Exercise prompt: Without the pictures, print each of the records below exactly as it appears.
• • • • •
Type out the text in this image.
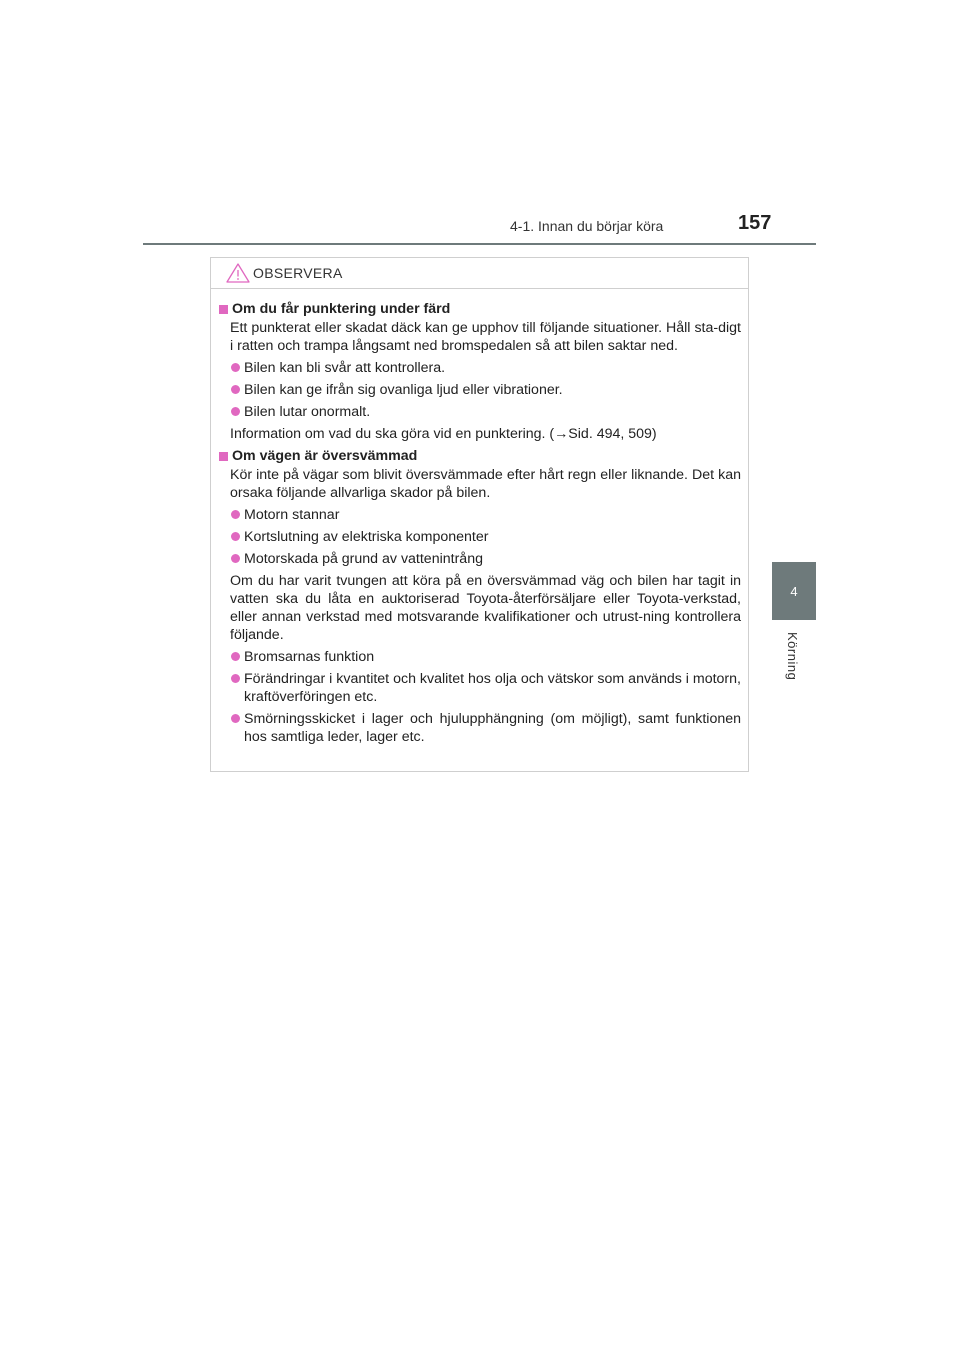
4-1. Innan du börjar köra	157
4
Körning
OBSERVERA
Om du får punktering under färd
Ett punkterat eller skadat däck kan ge upphov till följande situationer. Håll sta-digt i ratten och trampa långsamt ned bromspedalen så att bilen saktar ned.
Bilen kan bli svår att kontrollera.
Bilen kan ge ifrån sig ovanliga ljud eller vibrationer.
Bilen lutar onormalt.
Information om vad du ska göra vid en punktering. (→Sid. 494, 509)
Om vägen är översvämmad
Kör inte på vägar som blivit översvämmade efter hårt regn eller liknande. Det kan orsaka följande allvarliga skador på bilen.
Motorn stannar
Kortslutning av elektriska komponenter
Motorskada på grund av vattenintrång
Om du har varit tvungen att köra på en översvämmad väg och bilen har tagit in vatten ska du låta en auktoriserad Toyota-återförsäljare eller Toyota-verkstad, eller annan verkstad med motsvarande kvalifikationer och utrust-ning kontrollera följande.
Bromsarnas funktion
Förändringar i kvantitet och kvalitet hos olja och vätskor som används i motorn, kraftöverföringen etc.
Smörningsskicket i lager och hjulupphängning (om möjligt), samt funktionen hos samtliga leder, lager etc.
• • • • •
Response to this exercise:
Type out the text in this image.
4-1. Innan du börjar köra	157
4
Körning
OBSERVERA
Om du får punktering under färd
Ett punkterat eller skadat däck kan ge upphov till följande situationer. Håll sta-digt i ratten och trampa långsamt ned bromspedalen så att bilen saktar ned.
Bilen kan bli svår att kontrollera.
Bilen kan ge ifrån sig ovanliga ljud eller vibrationer.
Bilen lutar onormalt.
Information om vad du ska göra vid en punktering. (→Sid. 494, 509)
Om vägen är översvämmad
Kör inte på vägar som blivit översvämmade efter hårt regn eller liknande. Det kan orsaka följande allvarliga skador på bilen.
Motorn stannar
Kortslutning av elektriska komponenter
Motorskada på grund av vattenintrång
Om du har varit tvungen att köra på en översvämmad väg och bilen har tagit in vatten ska du låta en auktoriserad Toyota-återförsäljare eller Toyota-verkstad, eller annan verkstad med motsvarande kvalifikationer och utrust-ning kontrollera följande.
Bromsarnas funktion
Förändringar i kvantitet och kvalitet hos olja och vätskor som används i motorn, kraftöverföringen etc.
Smörningsskicket i lager och hjulupphängning (om möjligt), samt funktionen hos samtliga leder, lager etc.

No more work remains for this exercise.